## INPUT ROWS
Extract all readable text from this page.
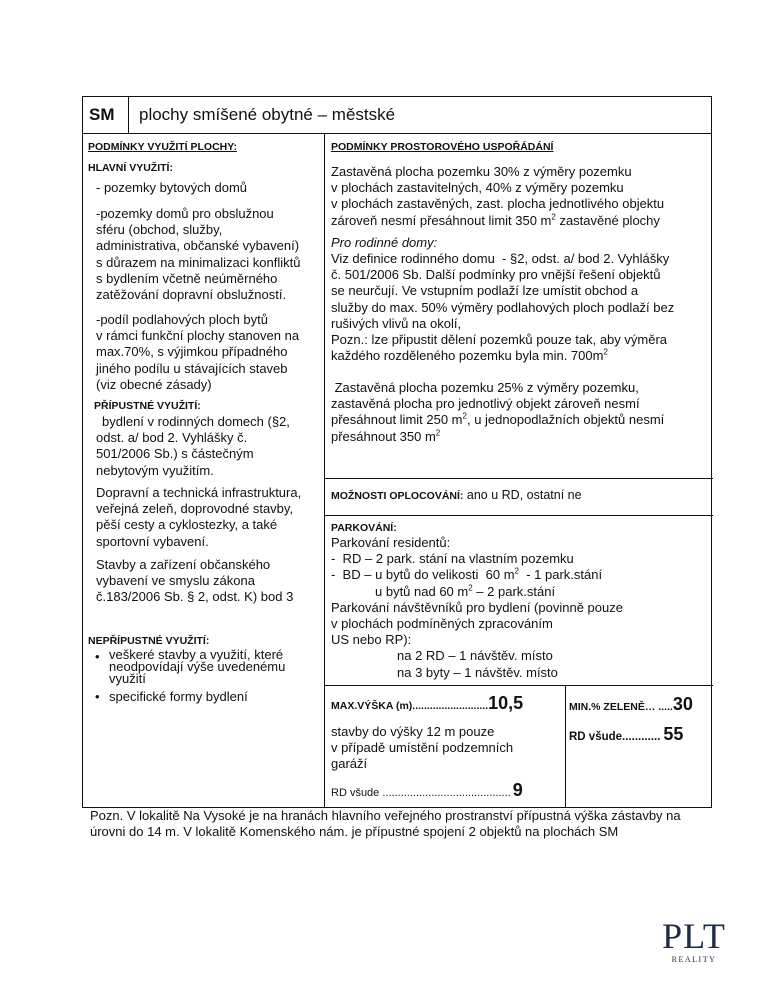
SM	plochy smíšené obytné – městské
PODMÍNKY VYUŽITÍ PLOCHY:
HLAVNÍ VYUŽITÍ:
- pozemky bytových domů
-pozemky domů pro obslužnou
sféru (obchod, služby,
administrativa, občanské vybavení)
s důrazem na minimalizaci konfliktů
s bydlením včetně neúměrného
zatěžování dopravní obslužností.
-podíl podlahových ploch bytů
v rámci funkční plochy stanoven na
max.70%, s výjimkou případného
jiného podílu u stávajících staveb
(viz obecné zásady)
PŘÍPUSTNÉ VYUŽITÍ:
bydlení v rodinných domech (§2,
odst. a/ bod 2. Vyhlášky č.
501/2006 Sb.) s částečným
nebytovým využitím.
Dopravní a technická infrastruktura,
veřejná zeleň, doprovodné stavby,
pěší cesty a cyklostezky, a také
sportovní vybavení.
Stavby a zařízení občanského
vybavení ve smyslu zákona
č.183/2006 Sb. § 2, odst. K) bod 3
NEPŘÍPUSTNÉ VYUŽITÍ:
• veškeré stavby a využití, které
neodpovídají výše uvedenému
využití
• specifické formy bydlení
PODMÍNKY PROSTOROVÉHO USPOŘÁDÁNÍ
Zastavěná plocha pozemku 30% z výměry pozemku
v plochách zastavitelných, 40% z výměry pozemku
v plochách zastavěných, zast. plocha jednotlivého objektu
zároveň nesmí přesáhnout limit 350 $m^2$ zastavěné plochy
Pro rodinné domy:
Viz definice rodinného domu  - §2, odst. a/ bod 2. Vyhlášky
č. 501/2006 Sb. Další podmínky pro vnější řešení objektů
se neurčují. Ve vstupním podlaží lze umístit obchod a
služby do max. 50% výměry podlahových ploch podlaží bez
rušivých vlivů na okolí,
Pozn.: lze připustit dělení pozemků pouze tak, aby výměra
každého rozděleného pozemku byla min. $700m^2$
Zastavěná plocha pozemku 25% z výměry pozemku,
zastavěná plocha pro jednotlivý objekt zároveň nesmí
přesáhnout limit 250 $m^2$, u jednopodlažních objektů nesmí
přesáhnout 350 $m^2$
MOŽNOSTI OPLOCOVÁNÍ: ano u RD, ostatní ne
PARKOVÁNÍ:
Parkování residentů:
-  RD – 2 park. stání na vlastním pozemku
-  BD – u bytů do velikosti  60 $m^2 - 1$ park.stání
u bytů nad 60 $m^2 - 2$ park.stání
Parkování návštěvníků pro bydlení (povinně pouze
v plochách podmíněných zpracováním
US nebo RP):
na 2 RD – 1 návštěv. místo
na 3 byty – 1 návštěv. místo
MAX.VÝŠKA (m)..........................10,5
stavby do výšky 12 m pouze
v případě umístění podzemních
garáží
RD všude .......................................... 9
MIN.% ZELENĚ… .....30
RD všude............ 55
Pozn. V lokalitě Na Vysoké je na hranách hlavního veřejného prostranství přípustná výška zástavby na úrovni do 14 m. V lokalitě Komenského nám. je přípustné spojení 2 objektů na plochách SM
PLT
REALITY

## YOUR OBJECTIVE
Pick out the lines that have the word "podlaží". Copy them all.

## EXERCISE SOLUTION
se neurčují. Ve vstupním podlaží lze umístit obchod a
služby do max. 50% výměry podlahových ploch podlaží bez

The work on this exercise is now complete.